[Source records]
# # # #
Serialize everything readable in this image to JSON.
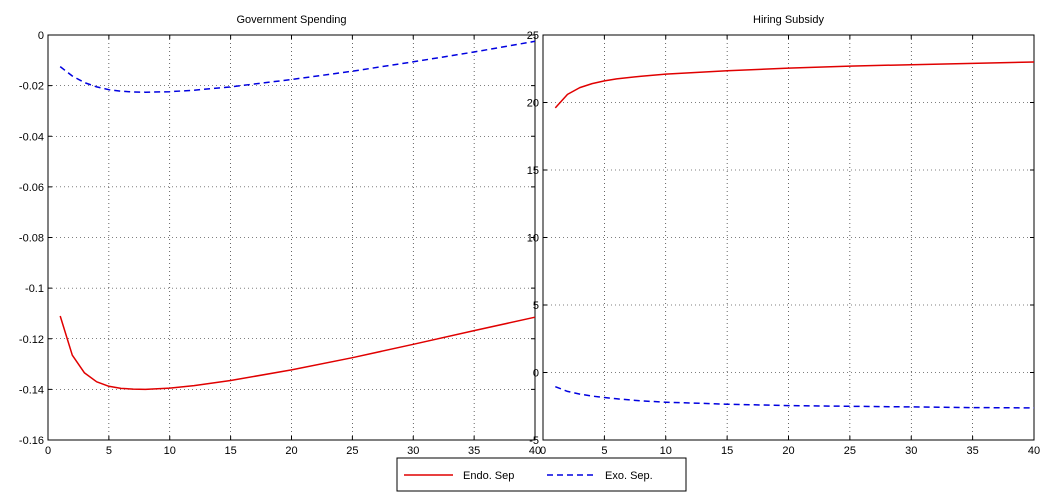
{
  "chart_data": [
    {
      "type": "line",
      "title": "Government Spending",
      "xlabel": "",
      "ylabel": "",
      "xlim": [
        0,
        40
      ],
      "ylim": [
        -0.16,
        0
      ],
      "xticks": [
        0,
        5,
        10,
        15,
        20,
        25,
        30,
        35,
        40
      ],
      "yticks": [
        0,
        -0.02,
        -0.04,
        -0.06,
        -0.08,
        -0.1,
        -0.12,
        -0.14,
        -0.16
      ],
      "ytick_labels": [
        "0",
        "-0.02",
        "-0.04",
        "-0.06",
        "-0.08",
        "-0.1",
        "-0.12",
        "-0.14",
        "-0.16"
      ],
      "grid": true,
      "series": [
        {
          "name": "Endo. Sep",
          "color": "#e00000",
          "dash": "solid",
          "x": [
            1,
            2,
            3,
            4,
            5,
            6,
            7,
            8,
            10,
            12,
            15,
            20,
            25,
            30,
            35,
            40
          ],
          "y": [
            -0.111,
            -0.1265,
            -0.1335,
            -0.137,
            -0.1388,
            -0.1396,
            -0.1399,
            -0.14,
            -0.1395,
            -0.1385,
            -0.1365,
            -0.1323,
            -0.1275,
            -0.1222,
            -0.1168,
            -0.1115
          ]
        },
        {
          "name": "Exo. Sep.",
          "color": "#0000e0",
          "dash": "dashed",
          "x": [
            1,
            2,
            3,
            4,
            5,
            6,
            7,
            8,
            10,
            12,
            15,
            20,
            25,
            30,
            35,
            40
          ],
          "y": [
            -0.0125,
            -0.0162,
            -0.0188,
            -0.0205,
            -0.0216,
            -0.0222,
            -0.0225,
            -0.0226,
            -0.0224,
            -0.0218,
            -0.0205,
            -0.0176,
            -0.0143,
            -0.0106,
            -0.0067,
            -0.0025
          ]
        }
      ]
    },
    {
      "type": "line",
      "title": "Hiring Subsidy",
      "xlabel": "",
      "ylabel": "",
      "xlim": [
        0,
        40
      ],
      "ylim": [
        -5,
        25
      ],
      "xticks": [
        0,
        5,
        10,
        15,
        20,
        25,
        30,
        35,
        40
      ],
      "yticks": [
        -5,
        0,
        5,
        10,
        15,
        20,
        25
      ],
      "ytick_labels": [
        "-5",
        "0",
        "5",
        "10",
        "15",
        "20",
        "25"
      ],
      "grid": true,
      "series": [
        {
          "name": "Endo. Sep",
          "color": "#e00000",
          "dash": "solid",
          "x": [
            1,
            2,
            3,
            4,
            5,
            6,
            8,
            10,
            15,
            20,
            25,
            30,
            35,
            40
          ],
          "y": [
            19.6,
            20.6,
            21.1,
            21.4,
            21.6,
            21.75,
            21.95,
            22.1,
            22.35,
            22.55,
            22.7,
            22.8,
            22.9,
            23.0
          ]
        },
        {
          "name": "Exo. Sep.",
          "color": "#0000e0",
          "dash": "dashed",
          "x": [
            1,
            2,
            3,
            4,
            5,
            6,
            8,
            10,
            15,
            20,
            25,
            30,
            35,
            40
          ],
          "y": [
            -1.05,
            -1.4,
            -1.6,
            -1.75,
            -1.85,
            -1.95,
            -2.1,
            -2.2,
            -2.35,
            -2.45,
            -2.5,
            -2.55,
            -2.6,
            -2.62
          ]
        }
      ]
    }
  ],
  "legend": {
    "placement": "bottom-center",
    "entries": [
      {
        "label": "Endo. Sep",
        "color": "#e00000",
        "dash": "solid"
      },
      {
        "label": "Exo. Sep.",
        "color": "#0000e0",
        "dash": "dashed"
      }
    ]
  }
}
# # # #
EXERCISE PROMPT =
Transcribe the records verbatim and omit the images.

FINAL RESULT =
Serialize everything readable in this image to JSON.
{
  "chart_data": [
    {
      "type": "line",
      "title": "Government Spending",
      "xlabel": "",
      "ylabel": "",
      "xlim": [
        0,
        40
      ],
      "ylim": [
        -0.16,
        0
      ],
      "xticks": [
        0,
        5,
        10,
        15,
        20,
        25,
        30,
        35,
        40
      ],
      "yticks": [
        0,
        -0.02,
        -0.04,
        -0.06,
        -0.08,
        -0.1,
        -0.12,
        -0.14,
        -0.16
      ],
      "ytick_labels": [
        "0",
        "-0.02",
        "-0.04",
        "-0.06",
        "-0.08",
        "-0.1",
        "-0.12",
        "-0.14",
        "-0.16"
      ],
      "grid": true,
      "series": [
        {
          "name": "Endo. Sep",
          "color": "#e00000",
          "dash": "solid",
          "x": [
            1,
            2,
            3,
            4,
            5,
            6,
            7,
            8,
            10,
            12,
            15,
            20,
            25,
            30,
            35,
            40
          ],
          "y": [
            -0.111,
            -0.1265,
            -0.1335,
            -0.137,
            -0.1388,
            -0.1396,
            -0.1399,
            -0.14,
            -0.1395,
            -0.1385,
            -0.1365,
            -0.1323,
            -0.1275,
            -0.1222,
            -0.1168,
            -0.1115
          ]
        },
        {
          "name": "Exo. Sep.",
          "color": "#0000e0",
          "dash": "dashed",
          "x": [
            1,
            2,
            3,
            4,
            5,
            6,
            7,
            8,
            10,
            12,
            15,
            20,
            25,
            30,
            35,
            40
          ],
          "y": [
            -0.0125,
            -0.0162,
            -0.0188,
            -0.0205,
            -0.0216,
            -0.0222,
            -0.0225,
            -0.0226,
            -0.0224,
            -0.0218,
            -0.0205,
            -0.0176,
            -0.0143,
            -0.0106,
            -0.0067,
            -0.0025
          ]
        }
      ]
    },
    {
      "type": "line",
      "title": "Hiring Subsidy",
      "xlabel": "",
      "ylabel": "",
      "xlim": [
        0,
        40
      ],
      "ylim": [
        -5,
        25
      ],
      "xticks": [
        0,
        5,
        10,
        15,
        20,
        25,
        30,
        35,
        40
      ],
      "yticks": [
        -5,
        0,
        5,
        10,
        15,
        20,
        25
      ],
      "ytick_labels": [
        "-5",
        "0",
        "5",
        "10",
        "15",
        "20",
        "25"
      ],
      "grid": true,
      "series": [
        {
          "name": "Endo. Sep",
          "color": "#e00000",
          "dash": "solid",
          "x": [
            1,
            2,
            3,
            4,
            5,
            6,
            8,
            10,
            15,
            20,
            25,
            30,
            35,
            40
          ],
          "y": [
            19.6,
            20.6,
            21.1,
            21.4,
            21.6,
            21.75,
            21.95,
            22.1,
            22.35,
            22.55,
            22.7,
            22.8,
            22.9,
            23.0
          ]
        },
        {
          "name": "Exo. Sep.",
          "color": "#0000e0",
          "dash": "dashed",
          "x": [
            1,
            2,
            3,
            4,
            5,
            6,
            8,
            10,
            15,
            20,
            25,
            30,
            35,
            40
          ],
          "y": [
            -1.05,
            -1.4,
            -1.6,
            -1.75,
            -1.85,
            -1.95,
            -2.1,
            -2.2,
            -2.35,
            -2.45,
            -2.5,
            -2.55,
            -2.6,
            -2.62
          ]
        }
      ]
    }
  ],
  "legend": {
    "placement": "bottom-center",
    "entries": [
      {
        "label": "Endo. Sep",
        "color": "#e00000",
        "dash": "solid"
      },
      {
        "label": "Exo. Sep.",
        "color": "#0000e0",
        "dash": "dashed"
      }
    ]
  }
}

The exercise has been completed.